## TASK BRIEF
Below are records to transcribe exactly, without their pictures.

•••

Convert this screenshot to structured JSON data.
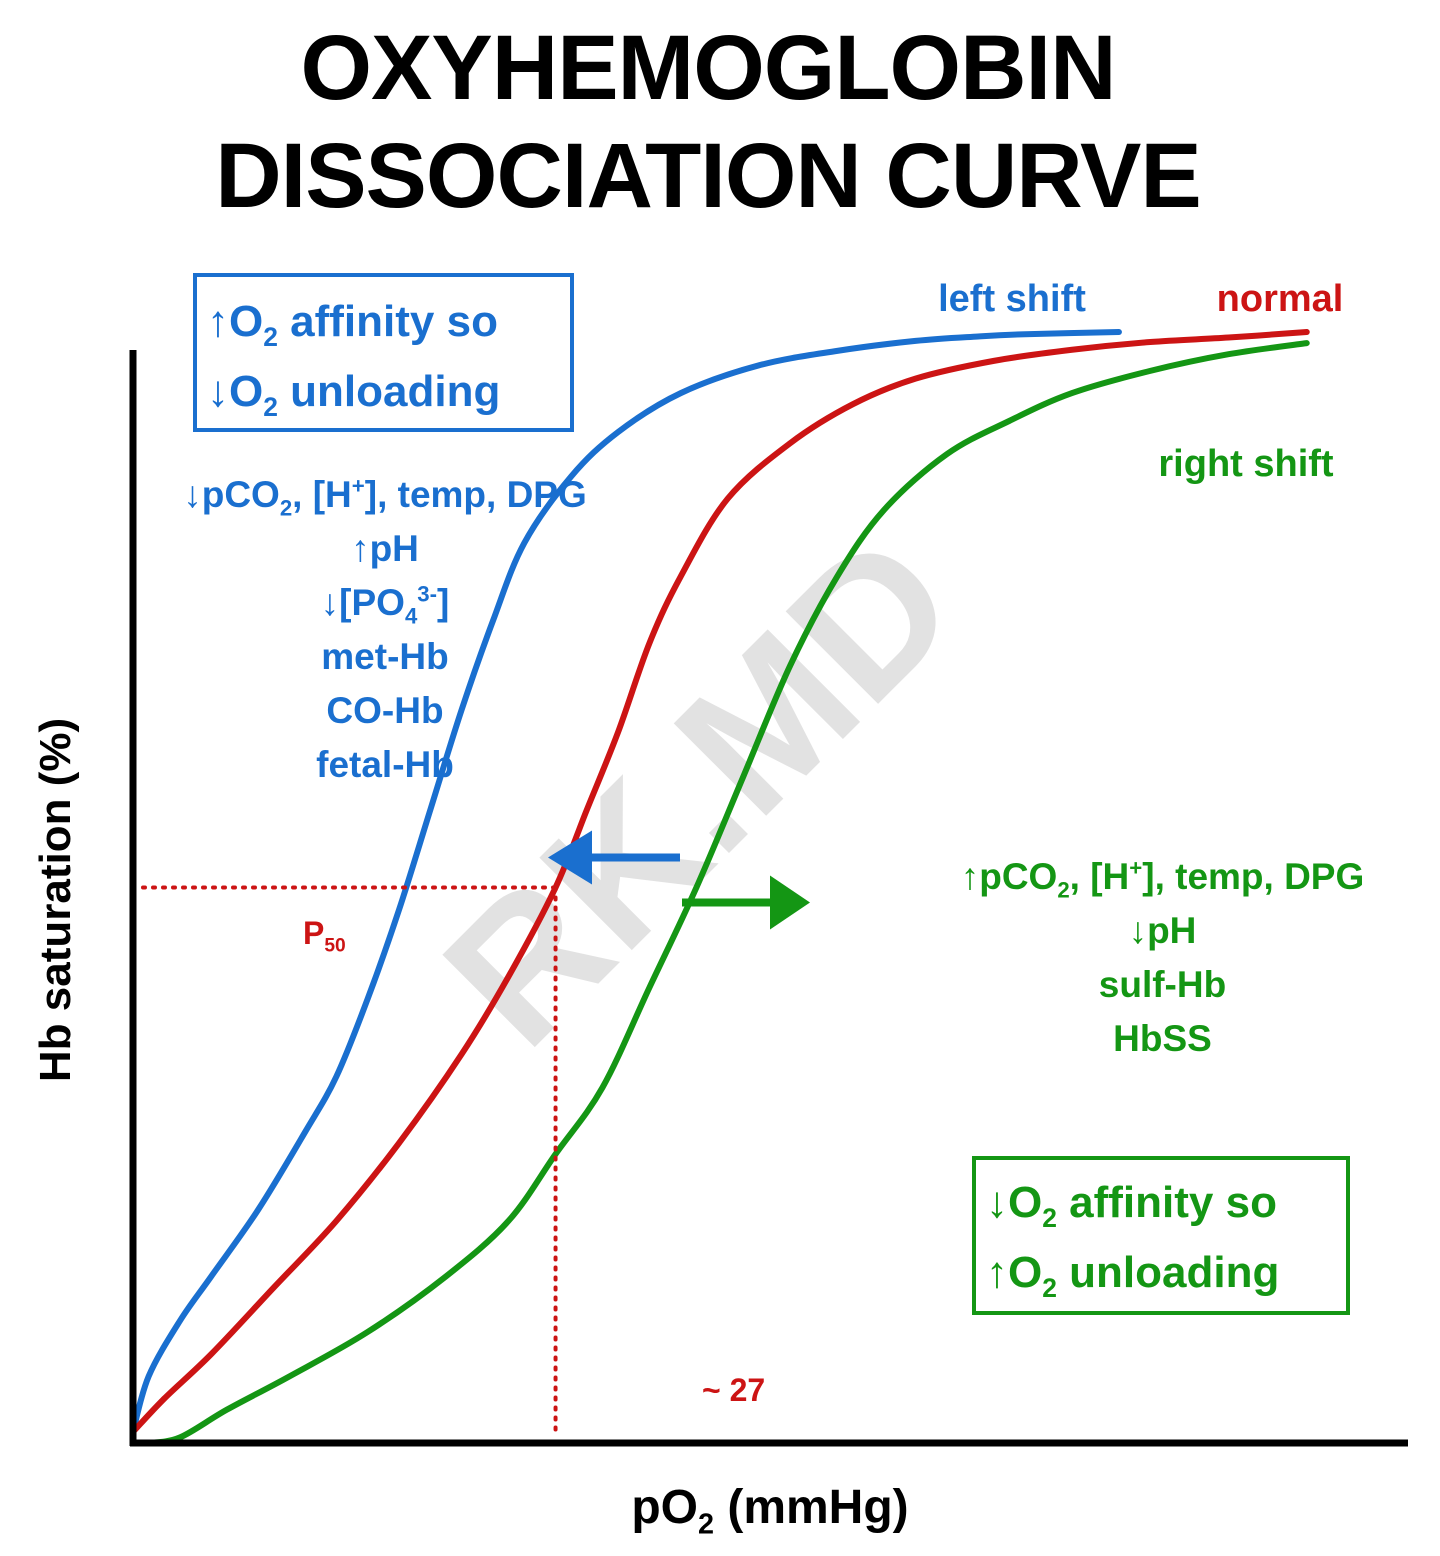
{
  "title": {
    "line1": "OXYHEMOGLOBIN",
    "line2": "DISSOCIATION CURVE"
  },
  "watermark": "RK.MD",
  "colors": {
    "left": "#1a6fcf",
    "normal": "#cc1414",
    "right": "#149614",
    "axis": "#000000"
  },
  "axes": {
    "xlabel_main": "pO",
    "xlabel_sub": "2",
    "xlabel_rest": " (mmHg)",
    "ylabel": "Hb saturation (%)",
    "xlim": [
      0,
      80
    ],
    "ylim": [
      0,
      100
    ]
  },
  "p50": {
    "label": "P",
    "label_sub": "50",
    "x_label": "~ 27",
    "x": 27,
    "y": 50
  },
  "chart_data": {
    "type": "line",
    "title": "OXYHEMOGLOBIN DISSOCIATION CURVE",
    "xlabel": "pO2 (mmHg)",
    "ylabel": "Hb saturation (%)",
    "xlim": [
      0,
      80
    ],
    "ylim": [
      0,
      100
    ],
    "series": [
      {
        "name": "left shift",
        "key": "left",
        "x": [
          0,
          1,
          3,
          5,
          8,
          11,
          13,
          15,
          17,
          19,
          21,
          23,
          25,
          28,
          31,
          35,
          40,
          45,
          50,
          54,
          57,
          63
        ],
        "values": [
          1,
          6,
          11,
          15,
          21,
          28,
          33,
          40,
          48,
          57,
          66,
          74,
          81,
          87,
          91,
          94.5,
          97,
          98.3,
          99.2,
          99.6,
          99.8,
          100
        ]
      },
      {
        "name": "normal",
        "key": "normal",
        "x": [
          0,
          2,
          5,
          9,
          13,
          17,
          21,
          24,
          27,
          29,
          31,
          33,
          35,
          38,
          42,
          46,
          50,
          55,
          60,
          65,
          70,
          75
        ],
        "values": [
          1,
          4,
          8,
          14,
          20,
          27,
          35,
          42,
          50,
          57,
          64,
          72,
          78,
          85,
          90,
          93.5,
          95.8,
          97.4,
          98.4,
          99.1,
          99.5,
          100
        ]
      },
      {
        "name": "right shift",
        "key": "right",
        "x": [
          1,
          3,
          6,
          10,
          15,
          20,
          24,
          27,
          30,
          33,
          36,
          39,
          42,
          45,
          48,
          52,
          56,
          60,
          65,
          70,
          75
        ],
        "values": [
          0,
          0.5,
          3,
          6,
          10,
          15,
          20,
          26,
          32,
          41,
          50,
          60,
          70,
          78,
          84,
          89,
          92,
          94.5,
          96.5,
          98,
          99
        ]
      }
    ],
    "annotations": [
      "P50",
      "~ 27"
    ]
  },
  "boxes": {
    "left": {
      "line1_arrow": "↑",
      "line1_o": "O",
      "line1_sub": "2",
      "line1_rest": " affinity so",
      "line2_arrow": "↓",
      "line2_o": "O",
      "line2_sub": "2",
      "line2_rest": " unloading"
    },
    "right": {
      "line1_arrow": "↓",
      "line1_o": "O",
      "line1_sub": "2",
      "line1_rest": " affinity so",
      "line2_arrow": "↑",
      "line2_o": "O",
      "line2_sub": "2",
      "line2_rest": " unloading"
    }
  },
  "factors_left": {
    "f1_a": "↓pCO",
    "f1_sub": "2",
    "f1_b": ", [H",
    "f1_sup": "+",
    "f1_c": "], temp, DPG",
    "f2": "↑pH",
    "f3_a": "↓[PO",
    "f3_sub": "4",
    "f3_sup": "3-",
    "f3_b": "]",
    "f4": "met-Hb",
    "f5": "CO-Hb",
    "f6": "fetal-Hb"
  },
  "factors_right": {
    "f1_a": "↑pCO",
    "f1_sub": "2",
    "f1_b": ", [H",
    "f1_sup": "+",
    "f1_c": "], temp, DPG",
    "f2": "↓pH",
    "f3": "sulf-Hb",
    "f4": "HbSS"
  }
}
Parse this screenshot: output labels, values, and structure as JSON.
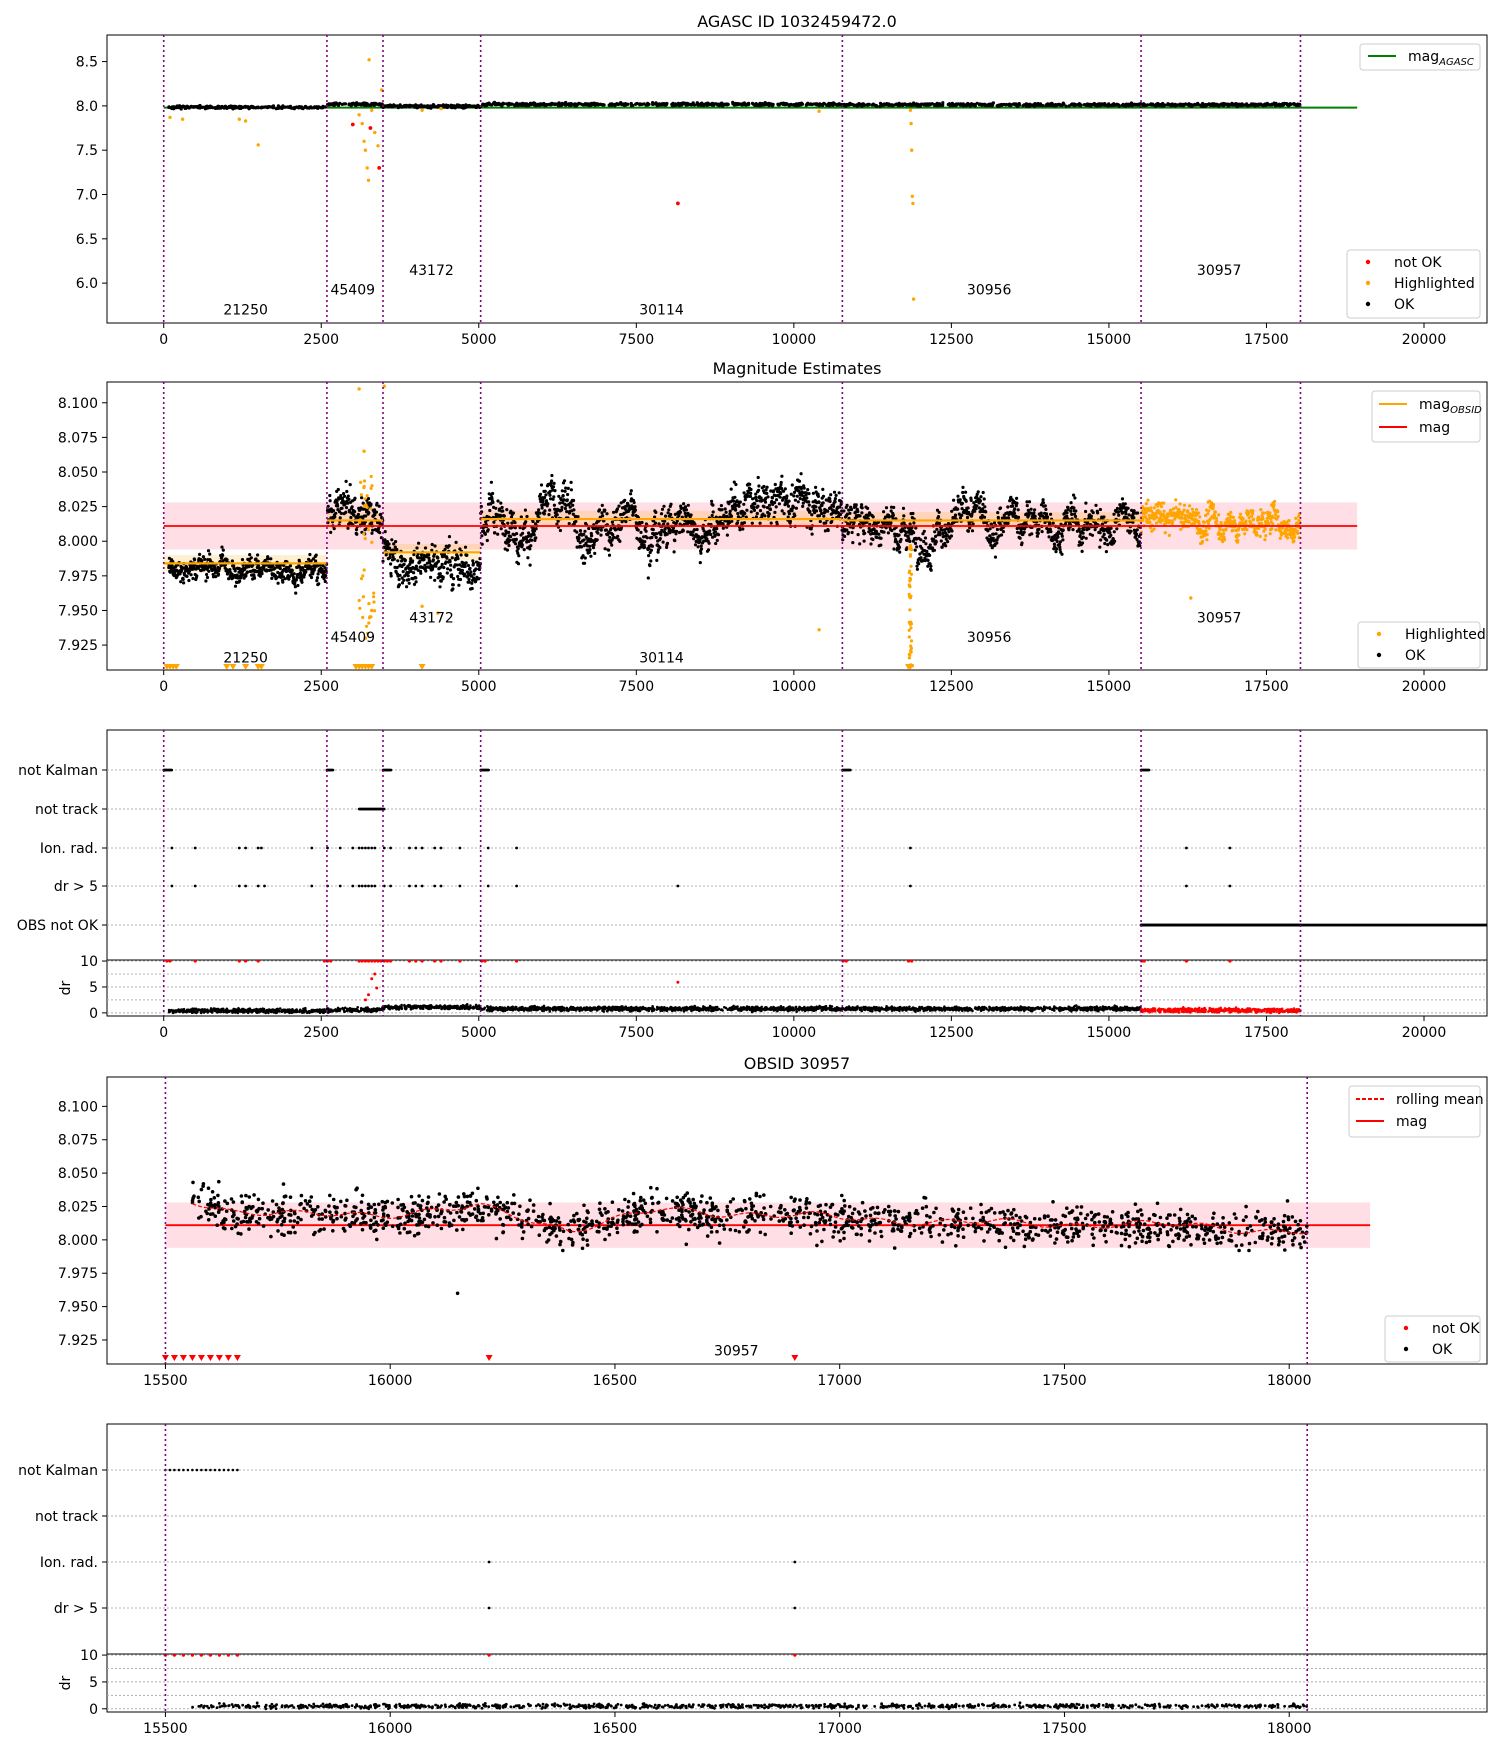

•••

## CORRECT OUTPUT
Convert this screenshot to structured JSON data.
{
  "title": {
    "line1": "OXYHEMOGLOBIN",
    "line2": "DISSOCIATION CURVE"
  },
  "watermark": "RK.MD",
  "colors": {
    "left": "#1a6fcf",
    "normal": "#cc1414",
    "right": "#149614",
    "axis": "#000000"
  },
  "axes": {
    "xlabel_main": "pO",
    "xlabel_sub": "2",
    "xlabel_rest": " (mmHg)",
    "ylabel": "Hb saturation (%)",
    "xlim": [
      0,
      80
    ],
    "ylim": [
      0,
      100
    ]
  },
  "p50": {
    "label": "P",
    "label_sub": "50",
    "x_label": "~ 27",
    "x": 27,
    "y": 50
  },
  "chart_data": {
    "type": "line",
    "title": "OXYHEMOGLOBIN DISSOCIATION CURVE",
    "xlabel": "pO2 (mmHg)",
    "ylabel": "Hb saturation (%)",
    "xlim": [
      0,
      80
    ],
    "ylim": [
      0,
      100
    ],
    "series": [
      {
        "name": "left shift",
        "key": "left",
        "x": [
          0,
          1,
          3,
          5,
          8,
          11,
          13,
          15,
          17,
          19,
          21,
          23,
          25,
          28,
          31,
          35,
          40,
          45,
          50,
          54,
          57,
          63
        ],
        "values": [
          1,
          6,
          11,
          15,
          21,
          28,
          33,
          40,
          48,
          57,
          66,
          74,
          81,
          87,
          91,
          94.5,
          97,
          98.3,
          99.2,
          99.6,
          99.8,
          100
        ]
      },
      {
        "name": "normal",
        "key": "normal",
        "x": [
          0,
          2,
          5,
          9,
          13,
          17,
          21,
          24,
          27,
          29,
          31,
          33,
          35,
          38,
          42,
          46,
          50,
          55,
          60,
          65,
          70,
          75
        ],
        "values": [
          1,
          4,
          8,
          14,
          20,
          27,
          35,
          42,
          50,
          57,
          64,
          72,
          78,
          85,
          90,
          93.5,
          95.8,
          97.4,
          98.4,
          99.1,
          99.5,
          100
        ]
      },
      {
        "name": "right shift",
        "key": "right",
        "x": [
          1,
          3,
          6,
          10,
          15,
          20,
          24,
          27,
          30,
          33,
          36,
          39,
          42,
          45,
          48,
          52,
          56,
          60,
          65,
          70,
          75
        ],
        "values": [
          0,
          0.5,
          3,
          6,
          10,
          15,
          20,
          26,
          32,
          41,
          50,
          60,
          70,
          78,
          84,
          89,
          92,
          94.5,
          96.5,
          98,
          99
        ]
      }
    ],
    "annotations": [
      "P50",
      "~ 27"
    ]
  },
  "boxes": {
    "left": {
      "line1_arrow": "↑",
      "line1_o": "O",
      "line1_sub": "2",
      "line1_rest": " affinity so",
      "line2_arrow": "↓",
      "line2_o": "O",
      "line2_sub": "2",
      "line2_rest": " unloading"
    },
    "right": {
      "line1_arrow": "↓",
      "line1_o": "O",
      "line1_sub": "2",
      "line1_rest": " affinity so",
      "line2_arrow": "↑",
      "line2_o": "O",
      "line2_sub": "2",
      "line2_rest": " unloading"
    }
  },
  "factors_left": {
    "f1_a": "↓pCO",
    "f1_sub": "2",
    "f1_b": ", [H",
    "f1_sup": "+",
    "f1_c": "], temp, DPG",
    "f2": "↑pH",
    "f3_a": "↓[PO",
    "f3_sub": "4",
    "f3_sup": "3-",
    "f3_b": "]",
    "f4": "met-Hb",
    "f5": "CO-Hb",
    "f6": "fetal-Hb"
  },
  "factors_right": {
    "f1_a": "↑pCO",
    "f1_sub": "2",
    "f1_b": ", [H",
    "f1_sup": "+",
    "f1_c": "], temp, DPG",
    "f2": "↓pH",
    "f3": "sulf-Hb",
    "f4": "HbSS"
  }
}
Parse this screenshot: output labels, values, and structure as JSON.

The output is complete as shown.